TASK BRIEF: Write out the listing below in full and exactly, leaving out every picture.

· · · · · · ·

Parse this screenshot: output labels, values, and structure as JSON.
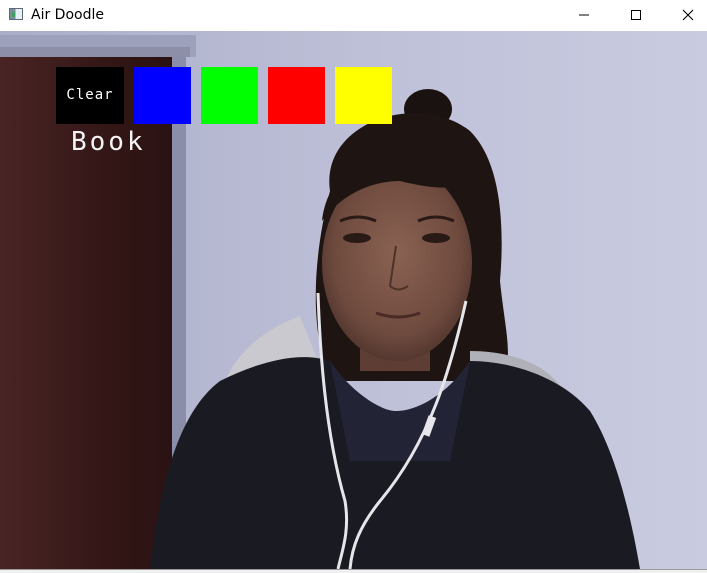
{
  "window": {
    "title": "Air Doodle",
    "icon": "app-window-icon"
  },
  "window_controls": {
    "minimize_icon": "minimize-icon",
    "maximize_icon": "maximize-icon",
    "close_icon": "close-icon"
  },
  "toolbar": {
    "clear_label": "Clear",
    "colors": [
      {
        "name": "blue",
        "hex": "#0000ff"
      },
      {
        "name": "green",
        "hex": "#00ff00"
      },
      {
        "name": "red",
        "hex": "#ff0000"
      },
      {
        "name": "yellow",
        "hex": "#ffff00"
      }
    ]
  },
  "overlay": {
    "recognized_text": "Book"
  },
  "colors": {
    "clear_button_bg": "#000000",
    "wall": "#b6b9d2",
    "door": "#3a1a1a",
    "jacket": "#1a1a22"
  }
}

· · · · · · ·

TASK SOLUTION:
Parse this screenshot: output labels, values, and structure as JSON.
{
  "window": {
    "title": "Air Doodle",
    "icon": "app-window-icon"
  },
  "window_controls": {
    "minimize_icon": "minimize-icon",
    "maximize_icon": "maximize-icon",
    "close_icon": "close-icon"
  },
  "toolbar": {
    "clear_label": "Clear",
    "colors": [
      {
        "name": "blue",
        "hex": "#0000ff"
      },
      {
        "name": "green",
        "hex": "#00ff00"
      },
      {
        "name": "red",
        "hex": "#ff0000"
      },
      {
        "name": "yellow",
        "hex": "#ffff00"
      }
    ]
  },
  "overlay": {
    "recognized_text": "Book"
  },
  "colors": {
    "clear_button_bg": "#000000",
    "wall": "#b6b9d2",
    "door": "#3a1a1a",
    "jacket": "#1a1a22"
  }
}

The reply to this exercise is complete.